■ **WHAT YOU NEED TO DO**
Identify the lines that contain the string "ByLayer" and report only how many there are.

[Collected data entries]
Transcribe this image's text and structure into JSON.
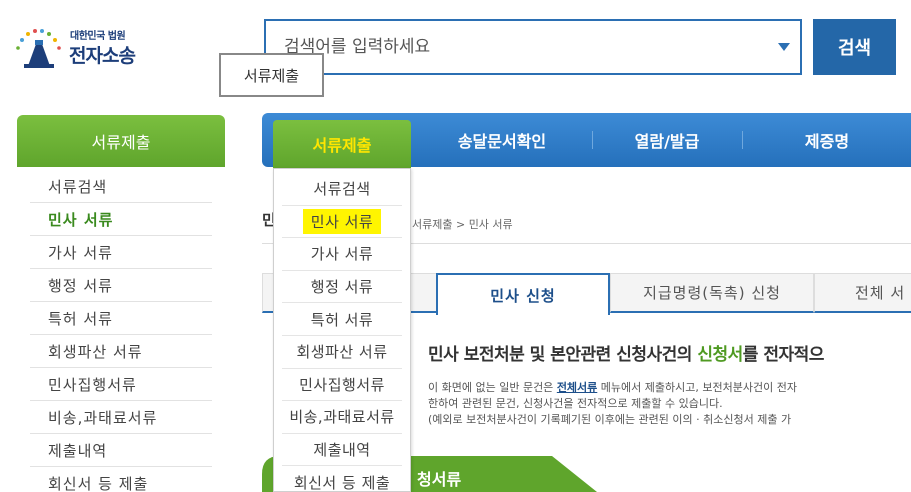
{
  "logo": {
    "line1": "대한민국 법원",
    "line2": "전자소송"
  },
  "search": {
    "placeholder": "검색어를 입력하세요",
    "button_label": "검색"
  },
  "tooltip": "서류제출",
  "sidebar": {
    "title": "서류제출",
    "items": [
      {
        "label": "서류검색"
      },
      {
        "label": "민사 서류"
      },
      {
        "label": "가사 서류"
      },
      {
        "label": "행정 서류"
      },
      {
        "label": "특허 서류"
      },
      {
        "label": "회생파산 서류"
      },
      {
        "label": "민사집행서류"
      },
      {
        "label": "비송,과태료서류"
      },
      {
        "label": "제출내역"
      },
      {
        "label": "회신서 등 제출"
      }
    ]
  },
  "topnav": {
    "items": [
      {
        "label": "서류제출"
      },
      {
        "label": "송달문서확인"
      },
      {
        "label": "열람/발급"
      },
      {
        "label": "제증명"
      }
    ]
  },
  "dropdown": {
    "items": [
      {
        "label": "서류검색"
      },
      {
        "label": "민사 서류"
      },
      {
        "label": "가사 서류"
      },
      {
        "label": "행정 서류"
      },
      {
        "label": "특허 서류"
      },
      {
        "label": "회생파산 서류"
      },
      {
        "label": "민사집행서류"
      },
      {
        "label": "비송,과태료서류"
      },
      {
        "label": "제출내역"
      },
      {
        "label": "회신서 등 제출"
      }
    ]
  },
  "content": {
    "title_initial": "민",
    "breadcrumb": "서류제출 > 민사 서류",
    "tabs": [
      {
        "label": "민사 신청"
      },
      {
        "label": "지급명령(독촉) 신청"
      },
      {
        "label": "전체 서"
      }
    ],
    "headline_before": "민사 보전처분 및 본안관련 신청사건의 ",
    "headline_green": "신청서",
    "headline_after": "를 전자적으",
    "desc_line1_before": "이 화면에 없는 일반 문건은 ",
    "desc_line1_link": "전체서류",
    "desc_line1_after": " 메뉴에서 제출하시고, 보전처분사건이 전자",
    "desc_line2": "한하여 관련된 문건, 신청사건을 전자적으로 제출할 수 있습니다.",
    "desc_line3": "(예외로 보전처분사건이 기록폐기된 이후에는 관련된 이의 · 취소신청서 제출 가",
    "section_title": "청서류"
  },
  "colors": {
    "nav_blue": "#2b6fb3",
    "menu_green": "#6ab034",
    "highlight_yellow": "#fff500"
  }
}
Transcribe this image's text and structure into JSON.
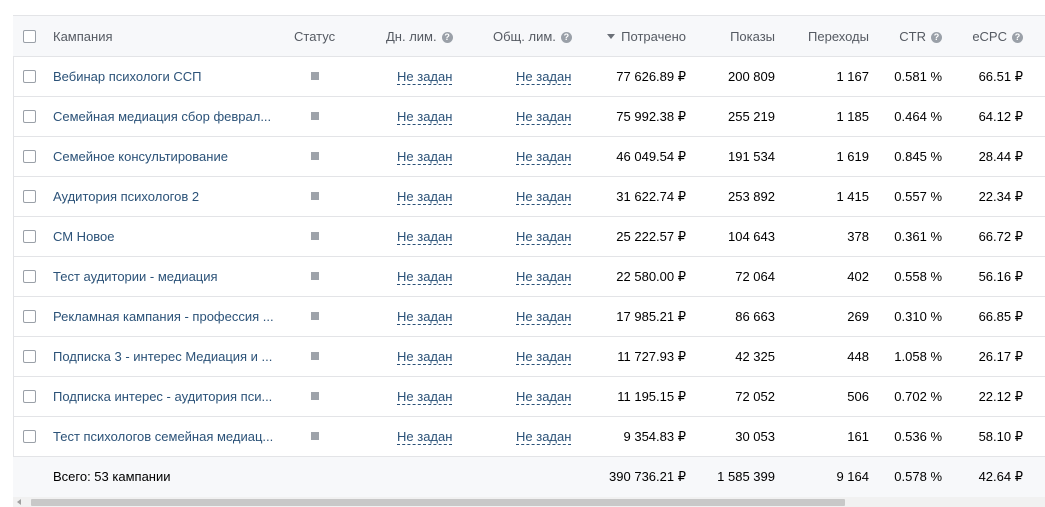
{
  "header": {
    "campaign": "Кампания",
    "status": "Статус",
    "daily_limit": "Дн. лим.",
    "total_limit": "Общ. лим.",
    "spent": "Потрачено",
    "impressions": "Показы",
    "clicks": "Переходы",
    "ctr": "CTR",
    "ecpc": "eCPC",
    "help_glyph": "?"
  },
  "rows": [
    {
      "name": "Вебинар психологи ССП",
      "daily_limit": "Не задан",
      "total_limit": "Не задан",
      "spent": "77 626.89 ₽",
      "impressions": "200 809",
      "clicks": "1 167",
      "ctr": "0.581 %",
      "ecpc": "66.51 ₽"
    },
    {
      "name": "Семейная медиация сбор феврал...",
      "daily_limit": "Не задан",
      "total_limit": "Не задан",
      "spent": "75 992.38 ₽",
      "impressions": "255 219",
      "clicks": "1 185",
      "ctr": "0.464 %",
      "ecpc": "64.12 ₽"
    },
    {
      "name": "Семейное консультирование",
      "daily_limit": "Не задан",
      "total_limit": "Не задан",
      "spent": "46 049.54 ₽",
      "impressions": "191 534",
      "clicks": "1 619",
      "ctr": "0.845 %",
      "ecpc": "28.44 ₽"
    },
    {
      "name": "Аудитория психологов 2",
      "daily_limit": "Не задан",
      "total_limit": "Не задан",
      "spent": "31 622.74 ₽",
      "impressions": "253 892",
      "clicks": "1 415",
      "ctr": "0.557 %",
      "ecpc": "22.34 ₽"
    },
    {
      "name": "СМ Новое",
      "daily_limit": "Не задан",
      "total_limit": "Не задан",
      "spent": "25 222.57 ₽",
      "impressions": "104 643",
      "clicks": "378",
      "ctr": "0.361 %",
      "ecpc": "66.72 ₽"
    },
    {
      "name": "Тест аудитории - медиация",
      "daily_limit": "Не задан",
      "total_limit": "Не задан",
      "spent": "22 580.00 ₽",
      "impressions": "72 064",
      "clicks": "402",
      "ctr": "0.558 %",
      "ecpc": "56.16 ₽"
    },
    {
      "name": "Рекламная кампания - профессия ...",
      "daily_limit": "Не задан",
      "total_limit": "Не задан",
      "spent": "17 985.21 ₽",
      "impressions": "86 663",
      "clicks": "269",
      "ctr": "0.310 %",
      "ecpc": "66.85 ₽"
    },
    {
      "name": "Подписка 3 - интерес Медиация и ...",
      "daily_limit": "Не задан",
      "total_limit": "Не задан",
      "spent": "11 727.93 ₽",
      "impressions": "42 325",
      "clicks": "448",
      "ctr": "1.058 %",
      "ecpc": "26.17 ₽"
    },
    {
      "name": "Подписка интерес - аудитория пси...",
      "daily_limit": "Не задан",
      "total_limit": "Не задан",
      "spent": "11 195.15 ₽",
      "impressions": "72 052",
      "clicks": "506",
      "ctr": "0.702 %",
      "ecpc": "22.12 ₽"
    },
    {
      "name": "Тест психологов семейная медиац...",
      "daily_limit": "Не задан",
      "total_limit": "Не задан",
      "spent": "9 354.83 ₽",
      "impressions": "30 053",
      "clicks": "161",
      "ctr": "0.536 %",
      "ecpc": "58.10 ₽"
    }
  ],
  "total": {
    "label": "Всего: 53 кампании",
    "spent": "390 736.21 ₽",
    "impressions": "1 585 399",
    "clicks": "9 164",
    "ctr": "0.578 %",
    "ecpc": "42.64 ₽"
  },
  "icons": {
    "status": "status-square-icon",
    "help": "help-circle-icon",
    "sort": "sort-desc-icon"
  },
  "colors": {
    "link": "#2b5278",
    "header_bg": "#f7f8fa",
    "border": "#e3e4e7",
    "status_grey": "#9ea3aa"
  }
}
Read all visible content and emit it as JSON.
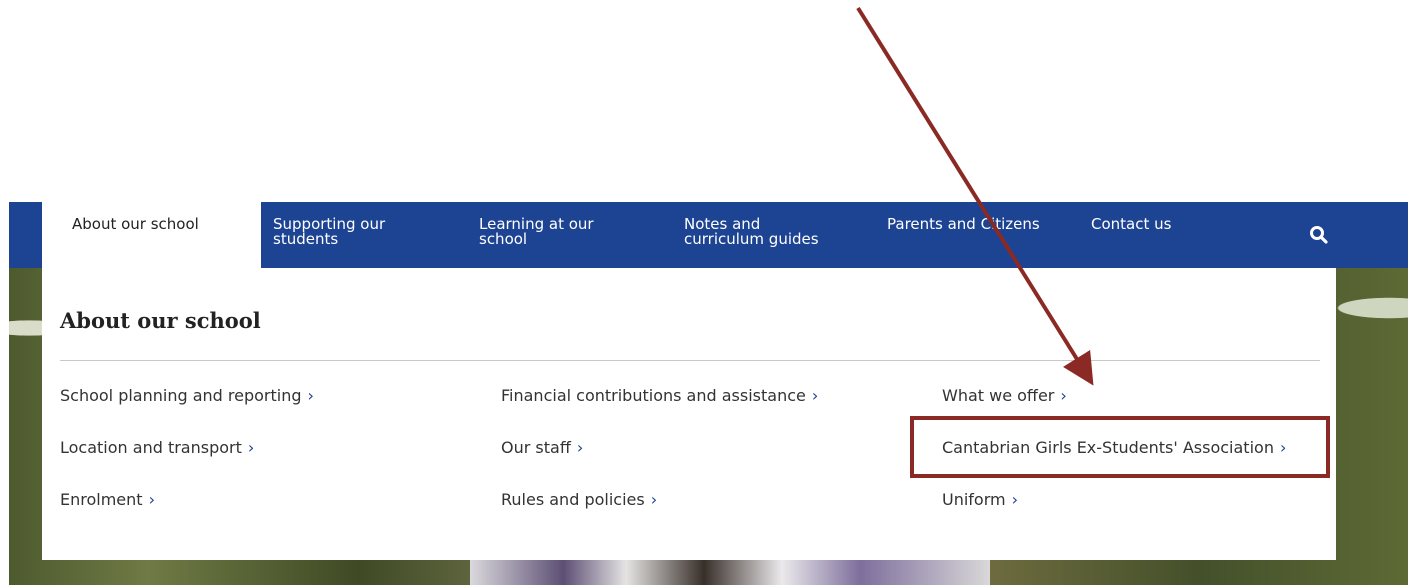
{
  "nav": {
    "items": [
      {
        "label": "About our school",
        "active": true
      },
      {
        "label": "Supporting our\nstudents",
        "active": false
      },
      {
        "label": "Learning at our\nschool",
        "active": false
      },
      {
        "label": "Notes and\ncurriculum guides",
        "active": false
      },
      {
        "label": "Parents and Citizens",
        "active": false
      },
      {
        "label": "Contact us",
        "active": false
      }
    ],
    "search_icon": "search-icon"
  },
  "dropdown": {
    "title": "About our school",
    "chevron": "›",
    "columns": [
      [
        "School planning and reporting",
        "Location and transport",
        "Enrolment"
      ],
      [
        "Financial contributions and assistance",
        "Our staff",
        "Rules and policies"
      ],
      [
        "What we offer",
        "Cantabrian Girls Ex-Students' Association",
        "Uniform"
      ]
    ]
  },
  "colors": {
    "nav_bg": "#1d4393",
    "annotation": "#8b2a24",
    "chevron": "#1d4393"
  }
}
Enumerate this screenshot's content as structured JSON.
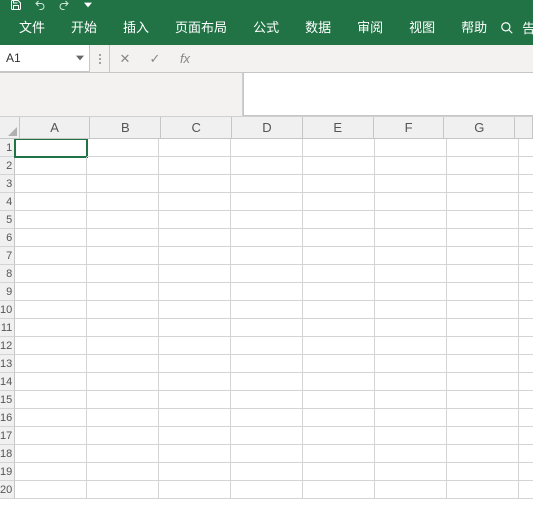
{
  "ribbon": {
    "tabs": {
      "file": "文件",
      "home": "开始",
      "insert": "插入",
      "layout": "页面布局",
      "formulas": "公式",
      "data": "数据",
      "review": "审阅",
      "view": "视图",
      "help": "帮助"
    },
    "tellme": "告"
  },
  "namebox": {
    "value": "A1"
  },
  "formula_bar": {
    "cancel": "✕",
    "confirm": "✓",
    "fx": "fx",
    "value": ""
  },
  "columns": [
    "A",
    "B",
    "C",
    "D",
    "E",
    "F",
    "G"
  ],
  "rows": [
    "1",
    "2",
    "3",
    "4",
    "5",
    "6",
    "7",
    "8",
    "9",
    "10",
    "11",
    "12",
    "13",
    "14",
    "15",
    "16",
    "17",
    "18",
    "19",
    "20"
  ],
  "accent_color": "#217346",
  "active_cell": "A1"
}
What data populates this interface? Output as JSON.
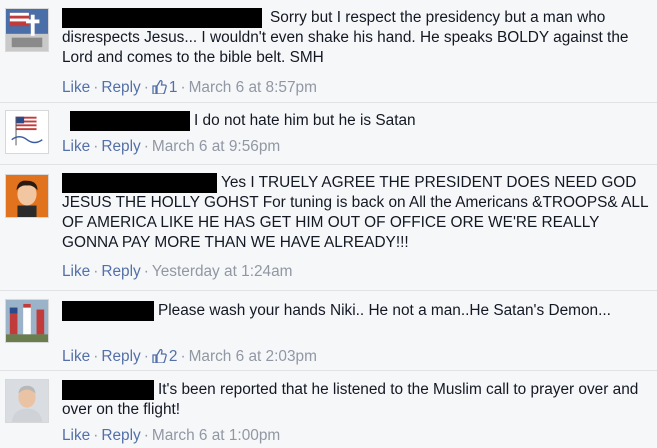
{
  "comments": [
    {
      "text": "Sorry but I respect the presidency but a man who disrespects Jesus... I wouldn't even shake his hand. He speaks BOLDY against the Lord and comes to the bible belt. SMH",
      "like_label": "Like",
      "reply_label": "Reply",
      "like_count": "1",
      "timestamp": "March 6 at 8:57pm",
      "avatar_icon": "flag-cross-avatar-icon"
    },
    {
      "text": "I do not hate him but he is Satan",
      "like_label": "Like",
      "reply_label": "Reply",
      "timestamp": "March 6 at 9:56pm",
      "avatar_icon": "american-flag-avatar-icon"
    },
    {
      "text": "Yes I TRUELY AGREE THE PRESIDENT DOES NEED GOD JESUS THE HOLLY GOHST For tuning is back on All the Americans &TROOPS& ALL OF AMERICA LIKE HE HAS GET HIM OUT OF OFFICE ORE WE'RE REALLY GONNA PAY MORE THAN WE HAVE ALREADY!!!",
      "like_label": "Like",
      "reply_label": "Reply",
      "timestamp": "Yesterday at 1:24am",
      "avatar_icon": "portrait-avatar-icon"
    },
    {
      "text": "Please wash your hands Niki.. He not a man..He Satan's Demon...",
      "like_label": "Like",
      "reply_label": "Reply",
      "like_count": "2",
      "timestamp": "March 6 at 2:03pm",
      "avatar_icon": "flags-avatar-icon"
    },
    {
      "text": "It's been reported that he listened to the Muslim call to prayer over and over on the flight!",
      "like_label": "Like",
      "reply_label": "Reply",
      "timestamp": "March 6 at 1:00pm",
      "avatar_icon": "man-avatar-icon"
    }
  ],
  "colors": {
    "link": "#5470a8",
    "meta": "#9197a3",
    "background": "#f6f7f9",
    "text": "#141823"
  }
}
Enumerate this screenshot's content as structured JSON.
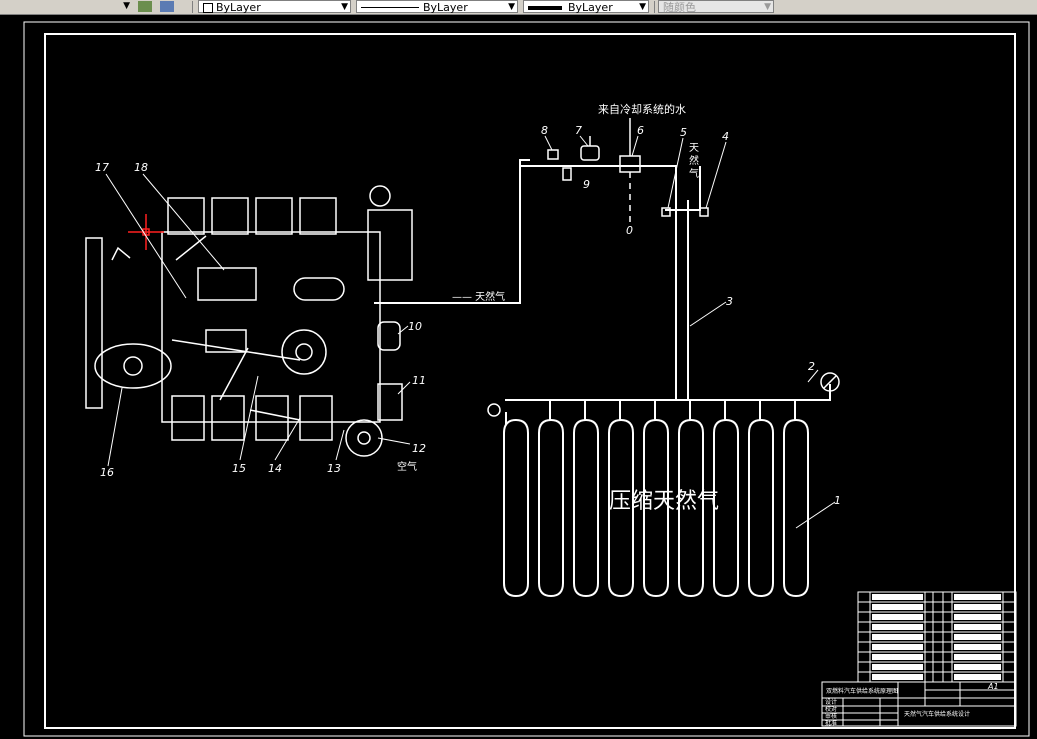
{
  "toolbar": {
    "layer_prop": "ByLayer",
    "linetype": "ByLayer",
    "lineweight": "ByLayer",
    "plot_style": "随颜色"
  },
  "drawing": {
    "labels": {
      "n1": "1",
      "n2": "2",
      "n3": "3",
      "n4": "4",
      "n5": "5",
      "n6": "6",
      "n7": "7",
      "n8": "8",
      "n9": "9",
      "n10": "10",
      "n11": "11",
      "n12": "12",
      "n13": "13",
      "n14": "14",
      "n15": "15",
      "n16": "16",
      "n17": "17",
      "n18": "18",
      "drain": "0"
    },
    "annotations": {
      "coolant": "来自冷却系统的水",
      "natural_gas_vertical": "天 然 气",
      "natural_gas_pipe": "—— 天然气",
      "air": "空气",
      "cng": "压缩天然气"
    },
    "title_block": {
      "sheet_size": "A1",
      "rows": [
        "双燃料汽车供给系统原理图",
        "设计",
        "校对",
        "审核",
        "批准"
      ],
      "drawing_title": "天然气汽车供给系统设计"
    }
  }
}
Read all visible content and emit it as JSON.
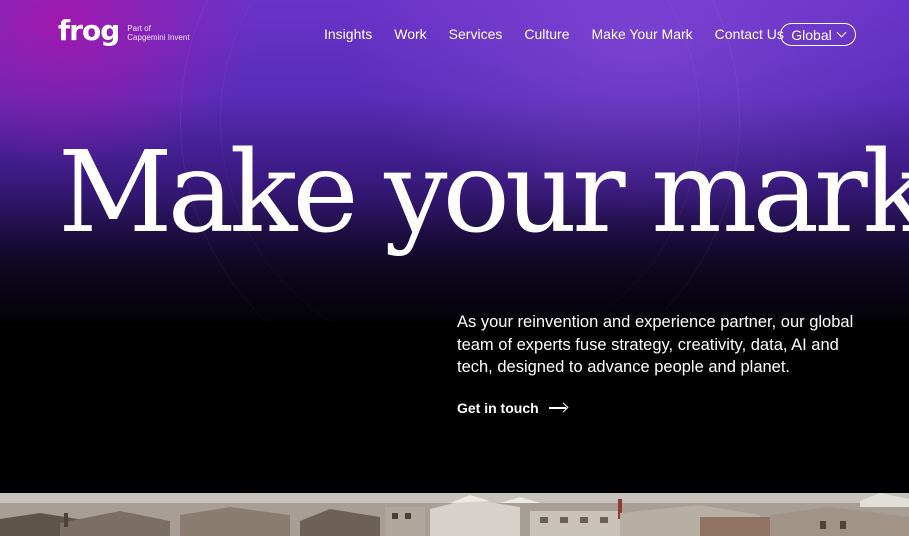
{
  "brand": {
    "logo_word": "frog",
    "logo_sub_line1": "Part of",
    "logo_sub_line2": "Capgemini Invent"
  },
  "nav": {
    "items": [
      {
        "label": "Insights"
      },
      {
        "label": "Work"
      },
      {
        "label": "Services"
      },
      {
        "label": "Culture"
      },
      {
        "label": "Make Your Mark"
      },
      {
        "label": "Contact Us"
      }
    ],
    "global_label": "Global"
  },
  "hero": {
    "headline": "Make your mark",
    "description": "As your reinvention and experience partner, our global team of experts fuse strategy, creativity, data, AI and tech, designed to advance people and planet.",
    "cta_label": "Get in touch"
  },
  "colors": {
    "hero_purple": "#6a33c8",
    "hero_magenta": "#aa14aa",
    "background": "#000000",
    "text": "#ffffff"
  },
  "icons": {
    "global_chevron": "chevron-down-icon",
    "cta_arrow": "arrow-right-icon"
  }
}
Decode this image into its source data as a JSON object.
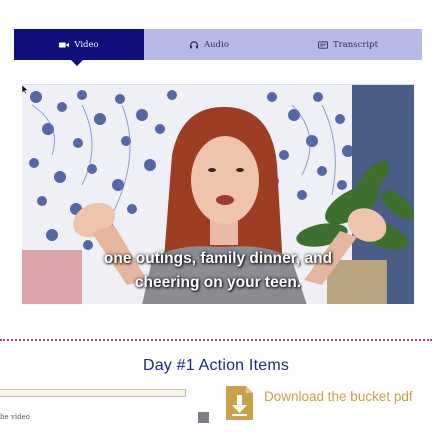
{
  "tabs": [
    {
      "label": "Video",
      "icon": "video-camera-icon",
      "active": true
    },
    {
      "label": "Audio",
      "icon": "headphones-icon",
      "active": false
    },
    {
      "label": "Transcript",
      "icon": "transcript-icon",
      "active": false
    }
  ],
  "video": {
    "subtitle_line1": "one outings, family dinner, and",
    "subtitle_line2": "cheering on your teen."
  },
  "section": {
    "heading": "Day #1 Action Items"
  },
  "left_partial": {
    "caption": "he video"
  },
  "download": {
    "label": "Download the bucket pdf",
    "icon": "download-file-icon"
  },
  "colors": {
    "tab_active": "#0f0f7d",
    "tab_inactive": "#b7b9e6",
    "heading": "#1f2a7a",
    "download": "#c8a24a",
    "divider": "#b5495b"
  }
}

■ **FINISHED TASK**
3